[start of Record extracts]

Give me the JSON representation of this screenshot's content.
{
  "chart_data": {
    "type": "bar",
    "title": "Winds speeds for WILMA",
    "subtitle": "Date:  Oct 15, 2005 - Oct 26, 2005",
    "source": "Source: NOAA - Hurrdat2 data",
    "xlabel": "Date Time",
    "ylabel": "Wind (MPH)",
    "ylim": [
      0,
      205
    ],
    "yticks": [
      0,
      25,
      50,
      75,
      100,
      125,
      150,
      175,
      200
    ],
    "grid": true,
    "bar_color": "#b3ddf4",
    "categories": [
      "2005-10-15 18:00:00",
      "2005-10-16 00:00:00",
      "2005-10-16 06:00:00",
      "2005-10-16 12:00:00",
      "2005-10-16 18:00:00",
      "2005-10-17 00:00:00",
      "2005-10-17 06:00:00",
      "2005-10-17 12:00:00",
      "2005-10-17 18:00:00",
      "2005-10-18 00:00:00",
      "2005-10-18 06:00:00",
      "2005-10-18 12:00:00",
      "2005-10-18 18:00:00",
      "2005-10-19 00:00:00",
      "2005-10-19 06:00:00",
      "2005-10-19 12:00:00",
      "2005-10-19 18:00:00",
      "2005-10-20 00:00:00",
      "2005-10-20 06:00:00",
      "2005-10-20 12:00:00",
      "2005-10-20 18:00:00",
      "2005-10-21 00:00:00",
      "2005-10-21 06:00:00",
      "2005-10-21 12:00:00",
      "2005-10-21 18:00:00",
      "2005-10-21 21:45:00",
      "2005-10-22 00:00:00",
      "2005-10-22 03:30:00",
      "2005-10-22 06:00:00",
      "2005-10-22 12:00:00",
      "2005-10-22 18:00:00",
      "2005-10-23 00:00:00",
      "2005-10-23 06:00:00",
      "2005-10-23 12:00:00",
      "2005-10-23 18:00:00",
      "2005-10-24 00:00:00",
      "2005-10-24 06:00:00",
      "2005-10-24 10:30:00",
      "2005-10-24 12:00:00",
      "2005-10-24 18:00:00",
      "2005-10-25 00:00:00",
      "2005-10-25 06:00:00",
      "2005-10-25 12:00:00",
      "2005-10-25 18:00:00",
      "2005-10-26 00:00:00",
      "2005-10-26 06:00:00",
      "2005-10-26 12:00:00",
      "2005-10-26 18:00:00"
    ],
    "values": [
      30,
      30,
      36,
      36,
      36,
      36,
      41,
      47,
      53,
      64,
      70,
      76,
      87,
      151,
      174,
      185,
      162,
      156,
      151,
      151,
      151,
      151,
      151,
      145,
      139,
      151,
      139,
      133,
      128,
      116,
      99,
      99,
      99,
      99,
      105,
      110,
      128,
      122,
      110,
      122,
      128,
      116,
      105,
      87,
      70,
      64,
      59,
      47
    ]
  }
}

[end of Record extracts]

* _Written instruction_
Restate each record exactly as written.

* _Finished answer_
Give me the JSON representation of this screenshot's content.
{
  "chart_data": {
    "type": "bar",
    "title": "Winds speeds for WILMA",
    "subtitle": "Date:  Oct 15, 2005 - Oct 26, 2005",
    "source": "Source: NOAA - Hurrdat2 data",
    "xlabel": "Date Time",
    "ylabel": "Wind (MPH)",
    "ylim": [
      0,
      205
    ],
    "yticks": [
      0,
      25,
      50,
      75,
      100,
      125,
      150,
      175,
      200
    ],
    "grid": true,
    "bar_color": "#b3ddf4",
    "categories": [
      "2005-10-15 18:00:00",
      "2005-10-16 00:00:00",
      "2005-10-16 06:00:00",
      "2005-10-16 12:00:00",
      "2005-10-16 18:00:00",
      "2005-10-17 00:00:00",
      "2005-10-17 06:00:00",
      "2005-10-17 12:00:00",
      "2005-10-17 18:00:00",
      "2005-10-18 00:00:00",
      "2005-10-18 06:00:00",
      "2005-10-18 12:00:00",
      "2005-10-18 18:00:00",
      "2005-10-19 00:00:00",
      "2005-10-19 06:00:00",
      "2005-10-19 12:00:00",
      "2005-10-19 18:00:00",
      "2005-10-20 00:00:00",
      "2005-10-20 06:00:00",
      "2005-10-20 12:00:00",
      "2005-10-20 18:00:00",
      "2005-10-21 00:00:00",
      "2005-10-21 06:00:00",
      "2005-10-21 12:00:00",
      "2005-10-21 18:00:00",
      "2005-10-21 21:45:00",
      "2005-10-22 00:00:00",
      "2005-10-22 03:30:00",
      "2005-10-22 06:00:00",
      "2005-10-22 12:00:00",
      "2005-10-22 18:00:00",
      "2005-10-23 00:00:00",
      "2005-10-23 06:00:00",
      "2005-10-23 12:00:00",
      "2005-10-23 18:00:00",
      "2005-10-24 00:00:00",
      "2005-10-24 06:00:00",
      "2005-10-24 10:30:00",
      "2005-10-24 12:00:00",
      "2005-10-24 18:00:00",
      "2005-10-25 00:00:00",
      "2005-10-25 06:00:00",
      "2005-10-25 12:00:00",
      "2005-10-25 18:00:00",
      "2005-10-26 00:00:00",
      "2005-10-26 06:00:00",
      "2005-10-26 12:00:00",
      "2005-10-26 18:00:00"
    ],
    "values": [
      30,
      30,
      36,
      36,
      36,
      36,
      41,
      47,
      53,
      64,
      70,
      76,
      87,
      151,
      174,
      185,
      162,
      156,
      151,
      151,
      151,
      151,
      151,
      145,
      139,
      151,
      139,
      133,
      128,
      116,
      99,
      99,
      99,
      99,
      105,
      110,
      128,
      122,
      110,
      122,
      128,
      116,
      105,
      87,
      70,
      64,
      59,
      47
    ]
  }
}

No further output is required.